> _Stated problem_:
Copy each entry as it stands, leaving nothing out.
>> begin Provided data
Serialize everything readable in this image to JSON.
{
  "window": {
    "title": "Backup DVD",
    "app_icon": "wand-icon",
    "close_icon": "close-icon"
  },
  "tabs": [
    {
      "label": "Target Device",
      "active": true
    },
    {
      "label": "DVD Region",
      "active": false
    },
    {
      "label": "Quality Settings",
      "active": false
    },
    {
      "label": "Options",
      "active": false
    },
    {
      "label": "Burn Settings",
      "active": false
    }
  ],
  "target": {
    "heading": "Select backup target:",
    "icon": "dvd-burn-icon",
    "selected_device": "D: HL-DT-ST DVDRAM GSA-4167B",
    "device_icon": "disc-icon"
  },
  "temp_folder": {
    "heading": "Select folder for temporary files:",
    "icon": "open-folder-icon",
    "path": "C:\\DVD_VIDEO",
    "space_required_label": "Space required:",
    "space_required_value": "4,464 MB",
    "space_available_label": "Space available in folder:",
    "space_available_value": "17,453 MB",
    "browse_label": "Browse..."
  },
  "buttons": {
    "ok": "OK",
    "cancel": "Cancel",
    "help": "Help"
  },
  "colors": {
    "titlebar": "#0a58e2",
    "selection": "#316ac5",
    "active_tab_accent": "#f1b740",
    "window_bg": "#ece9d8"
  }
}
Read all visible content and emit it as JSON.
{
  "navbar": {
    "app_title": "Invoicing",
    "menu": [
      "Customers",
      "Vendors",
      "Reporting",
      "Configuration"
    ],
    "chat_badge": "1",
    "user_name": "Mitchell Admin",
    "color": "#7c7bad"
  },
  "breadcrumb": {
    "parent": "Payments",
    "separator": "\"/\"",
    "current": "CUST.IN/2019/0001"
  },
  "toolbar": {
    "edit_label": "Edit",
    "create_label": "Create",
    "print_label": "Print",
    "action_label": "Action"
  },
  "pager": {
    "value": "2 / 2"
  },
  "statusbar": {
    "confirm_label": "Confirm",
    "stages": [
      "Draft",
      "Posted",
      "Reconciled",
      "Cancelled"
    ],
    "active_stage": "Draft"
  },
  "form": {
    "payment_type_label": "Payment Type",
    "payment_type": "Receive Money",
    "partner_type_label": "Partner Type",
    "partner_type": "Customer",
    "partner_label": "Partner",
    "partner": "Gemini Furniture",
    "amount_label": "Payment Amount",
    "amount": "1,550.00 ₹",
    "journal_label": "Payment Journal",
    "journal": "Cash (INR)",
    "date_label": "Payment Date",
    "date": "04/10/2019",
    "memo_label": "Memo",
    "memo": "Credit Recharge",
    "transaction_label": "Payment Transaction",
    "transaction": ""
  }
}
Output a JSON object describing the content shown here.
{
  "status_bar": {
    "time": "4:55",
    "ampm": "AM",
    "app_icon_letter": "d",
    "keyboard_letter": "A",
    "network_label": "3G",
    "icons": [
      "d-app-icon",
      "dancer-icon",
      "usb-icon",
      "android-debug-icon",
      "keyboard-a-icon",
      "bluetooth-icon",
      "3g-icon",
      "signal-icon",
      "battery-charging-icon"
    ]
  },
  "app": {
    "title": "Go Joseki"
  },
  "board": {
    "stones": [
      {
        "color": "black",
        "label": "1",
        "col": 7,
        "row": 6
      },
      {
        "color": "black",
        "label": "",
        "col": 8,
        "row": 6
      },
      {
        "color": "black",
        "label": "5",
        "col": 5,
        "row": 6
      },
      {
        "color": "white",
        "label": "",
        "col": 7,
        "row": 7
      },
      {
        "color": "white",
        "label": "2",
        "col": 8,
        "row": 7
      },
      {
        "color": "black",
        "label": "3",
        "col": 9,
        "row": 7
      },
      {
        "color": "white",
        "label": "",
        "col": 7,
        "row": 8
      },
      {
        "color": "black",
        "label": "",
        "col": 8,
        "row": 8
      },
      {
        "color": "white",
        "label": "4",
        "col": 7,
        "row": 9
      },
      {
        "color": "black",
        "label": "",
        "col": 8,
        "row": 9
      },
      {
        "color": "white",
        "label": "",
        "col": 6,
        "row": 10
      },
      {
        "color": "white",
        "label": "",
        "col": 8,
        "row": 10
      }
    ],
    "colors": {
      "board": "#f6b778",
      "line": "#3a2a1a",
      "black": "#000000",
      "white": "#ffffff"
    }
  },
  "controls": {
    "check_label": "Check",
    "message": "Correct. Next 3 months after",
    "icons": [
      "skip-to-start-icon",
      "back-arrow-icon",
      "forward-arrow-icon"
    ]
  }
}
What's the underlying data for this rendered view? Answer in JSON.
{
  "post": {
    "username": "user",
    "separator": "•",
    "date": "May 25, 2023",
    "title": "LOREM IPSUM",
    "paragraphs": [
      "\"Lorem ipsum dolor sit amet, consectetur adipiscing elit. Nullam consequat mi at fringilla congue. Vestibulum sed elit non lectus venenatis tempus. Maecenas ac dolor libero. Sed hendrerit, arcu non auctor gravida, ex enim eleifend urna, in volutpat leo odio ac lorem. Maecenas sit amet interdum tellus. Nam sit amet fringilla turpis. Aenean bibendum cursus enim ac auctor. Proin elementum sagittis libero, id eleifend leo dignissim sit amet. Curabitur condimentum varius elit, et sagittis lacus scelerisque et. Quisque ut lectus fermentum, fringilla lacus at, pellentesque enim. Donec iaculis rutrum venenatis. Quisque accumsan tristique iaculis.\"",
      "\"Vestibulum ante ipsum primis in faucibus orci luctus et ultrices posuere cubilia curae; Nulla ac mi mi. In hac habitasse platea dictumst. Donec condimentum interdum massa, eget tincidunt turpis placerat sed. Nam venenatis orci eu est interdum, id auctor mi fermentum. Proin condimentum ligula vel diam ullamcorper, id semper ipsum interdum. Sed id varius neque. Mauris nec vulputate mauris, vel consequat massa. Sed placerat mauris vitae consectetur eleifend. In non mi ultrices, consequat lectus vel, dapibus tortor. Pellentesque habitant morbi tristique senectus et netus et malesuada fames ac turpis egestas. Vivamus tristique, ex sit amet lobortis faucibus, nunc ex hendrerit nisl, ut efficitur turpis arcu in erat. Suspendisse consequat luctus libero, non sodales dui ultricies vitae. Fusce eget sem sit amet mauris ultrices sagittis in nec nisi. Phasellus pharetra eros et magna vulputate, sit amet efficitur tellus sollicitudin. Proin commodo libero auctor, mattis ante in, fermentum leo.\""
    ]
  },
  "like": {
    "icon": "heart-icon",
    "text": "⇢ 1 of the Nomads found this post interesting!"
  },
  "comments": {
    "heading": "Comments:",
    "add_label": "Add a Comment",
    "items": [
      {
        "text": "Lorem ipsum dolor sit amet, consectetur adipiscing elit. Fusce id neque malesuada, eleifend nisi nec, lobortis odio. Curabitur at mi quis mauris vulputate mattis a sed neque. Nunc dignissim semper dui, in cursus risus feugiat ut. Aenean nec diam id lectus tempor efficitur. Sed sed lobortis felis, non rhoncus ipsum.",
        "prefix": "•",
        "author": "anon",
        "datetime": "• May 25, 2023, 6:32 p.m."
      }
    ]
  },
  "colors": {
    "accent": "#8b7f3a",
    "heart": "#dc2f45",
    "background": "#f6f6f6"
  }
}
>> end Provided data
> _Worked solution_:
Serialize everything readable in this image to JSON.
{
  "window": {
    "title": "Backup DVD",
    "app_icon": "wand-icon",
    "close_icon": "close-icon"
  },
  "tabs": [
    {
      "label": "Target Device",
      "active": true
    },
    {
      "label": "DVD Region",
      "active": false
    },
    {
      "label": "Quality Settings",
      "active": false
    },
    {
      "label": "Options",
      "active": false
    },
    {
      "label": "Burn Settings",
      "active": false
    }
  ],
  "target": {
    "heading": "Select backup target:",
    "icon": "dvd-burn-icon",
    "selected_device": "D: HL-DT-ST DVDRAM GSA-4167B",
    "device_icon": "disc-icon"
  },
  "temp_folder": {
    "heading": "Select folder for temporary files:",
    "icon": "open-folder-icon",
    "path": "C:\\DVD_VIDEO",
    "space_required_label": "Space required:",
    "space_required_value": "4,464 MB",
    "space_available_label": "Space available in folder:",
    "space_available_value": "17,453 MB",
    "browse_label": "Browse..."
  },
  "buttons": {
    "ok": "OK",
    "cancel": "Cancel",
    "help": "Help"
  },
  "colors": {
    "titlebar": "#0a58e2",
    "selection": "#316ac5",
    "active_tab_accent": "#f1b740",
    "window_bg": "#ece9d8"
  }
}
Read all visible content and emit it as JSON.
{
  "navbar": {
    "app_title": "Invoicing",
    "menu": [
      "Customers",
      "Vendors",
      "Reporting",
      "Configuration"
    ],
    "chat_badge": "1",
    "user_name": "Mitchell Admin",
    "color": "#7c7bad"
  },
  "breadcrumb": {
    "parent": "Payments",
    "separator": "\"/\"",
    "current": "CUST.IN/2019/0001"
  },
  "toolbar": {
    "edit_label": "Edit",
    "create_label": "Create",
    "print_label": "Print",
    "action_label": "Action"
  },
  "pager": {
    "value": "2 / 2"
  },
  "statusbar": {
    "confirm_label": "Confirm",
    "stages": [
      "Draft",
      "Posted",
      "Reconciled",
      "Cancelled"
    ],
    "active_stage": "Draft"
  },
  "form": {
    "payment_type_label": "Payment Type",
    "payment_type": "Receive Money",
    "partner_type_label": "Partner Type",
    "partner_type": "Customer",
    "partner_label": "Partner",
    "partner": "Gemini Furniture",
    "amount_label": "Payment Amount",
    "amount": "1,550.00 ₹",
    "journal_label": "Payment Journal",
    "journal": "Cash (INR)",
    "date_label": "Payment Date",
    "date": "04/10/2019",
    "memo_label": "Memo",
    "memo": "Credit Recharge",
    "transaction_label": "Payment Transaction",
    "transaction": ""
  }
}
Output a JSON object describing the content shown here.
{
  "status_bar": {
    "time": "4:55",
    "ampm": "AM",
    "app_icon_letter": "d",
    "keyboard_letter": "A",
    "network_label": "3G",
    "icons": [
      "d-app-icon",
      "dancer-icon",
      "usb-icon",
      "android-debug-icon",
      "keyboard-a-icon",
      "bluetooth-icon",
      "3g-icon",
      "signal-icon",
      "battery-charging-icon"
    ]
  },
  "app": {
    "title": "Go Joseki"
  },
  "board": {
    "stones": [
      {
        "color": "black",
        "label": "1",
        "col": 7,
        "row": 6
      },
      {
        "color": "black",
        "label": "",
        "col": 8,
        "row": 6
      },
      {
        "color": "black",
        "label": "5",
        "col": 5,
        "row": 6
      },
      {
        "color": "white",
        "label": "",
        "col": 7,
        "row": 7
      },
      {
        "color": "white",
        "label": "2",
        "col": 8,
        "row": 7
      },
      {
        "color": "black",
        "label": "3",
        "col": 9,
        "row": 7
      },
      {
        "color": "white",
        "label": "",
        "col": 7,
        "row": 8
      },
      {
        "color": "black",
        "label": "",
        "col": 8,
        "row": 8
      },
      {
        "color": "white",
        "label": "4",
        "col": 7,
        "row": 9
      },
      {
        "color": "black",
        "label": "",
        "col": 8,
        "row": 9
      },
      {
        "color": "white",
        "label": "",
        "col": 6,
        "row": 10
      },
      {
        "color": "white",
        "label": "",
        "col": 8,
        "row": 10
      }
    ],
    "colors": {
      "board": "#f6b778",
      "line": "#3a2a1a",
      "black": "#000000",
      "white": "#ffffff"
    }
  },
  "controls": {
    "check_label": "Check",
    "message": "Correct. Next 3 months after",
    "icons": [
      "skip-to-start-icon",
      "back-arrow-icon",
      "forward-arrow-icon"
    ]
  }
}
What's the underlying data for this rendered view? Answer in JSON.
{
  "post": {
    "username": "user",
    "separator": "•",
    "date": "May 25, 2023",
    "title": "LOREM IPSUM",
    "paragraphs": [
      "\"Lorem ipsum dolor sit amet, consectetur adipiscing elit. Nullam consequat mi at fringilla congue. Vestibulum sed elit non lectus venenatis tempus. Maecenas ac dolor libero. Sed hendrerit, arcu non auctor gravida, ex enim eleifend urna, in volutpat leo odio ac lorem. Maecenas sit amet interdum tellus. Nam sit amet fringilla turpis. Aenean bibendum cursus enim ac auctor. Proin elementum sagittis libero, id eleifend leo dignissim sit amet. Curabitur condimentum varius elit, et sagittis lacus scelerisque et. Quisque ut lectus fermentum, fringilla lacus at, pellentesque enim. Donec iaculis rutrum venenatis. Quisque accumsan tristique iaculis.\"",
      "\"Vestibulum ante ipsum primis in faucibus orci luctus et ultrices posuere cubilia curae; Nulla ac mi mi. In hac habitasse platea dictumst. Donec condimentum interdum massa, eget tincidunt turpis placerat sed. Nam venenatis orci eu est interdum, id auctor mi fermentum. Proin condimentum ligula vel diam ullamcorper, id semper ipsum interdum. Sed id varius neque. Mauris nec vulputate mauris, vel consequat massa. Sed placerat mauris vitae consectetur eleifend. In non mi ultrices, consequat lectus vel, dapibus tortor. Pellentesque habitant morbi tristique senectus et netus et malesuada fames ac turpis egestas. Vivamus tristique, ex sit amet lobortis faucibus, nunc ex hendrerit nisl, ut efficitur turpis arcu in erat. Suspendisse consequat luctus libero, non sodales dui ultricies vitae. Fusce eget sem sit amet mauris ultrices sagittis in nec nisi. Phasellus pharetra eros et magna vulputate, sit amet efficitur tellus sollicitudin. Proin commodo libero auctor, mattis ante in, fermentum leo.\""
    ]
  },
  "like": {
    "icon": "heart-icon",
    "text": "⇢ 1 of the Nomads found this post interesting!"
  },
  "comments": {
    "heading": "Comments:",
    "add_label": "Add a Comment",
    "items": [
      {
        "text": "Lorem ipsum dolor sit amet, consectetur adipiscing elit. Fusce id neque malesuada, eleifend nisi nec, lobortis odio. Curabitur at mi quis mauris vulputate mattis a sed neque. Nunc dignissim semper dui, in cursus risus feugiat ut. Aenean nec diam id lectus tempor efficitur. Sed sed lobortis felis, non rhoncus ipsum.",
        "prefix": "•",
        "author": "anon",
        "datetime": "• May 25, 2023, 6:32 p.m."
      }
    ]
  },
  "colors": {
    "accent": "#8b7f3a",
    "heart": "#dc2f45",
    "background": "#f6f6f6"
  }
}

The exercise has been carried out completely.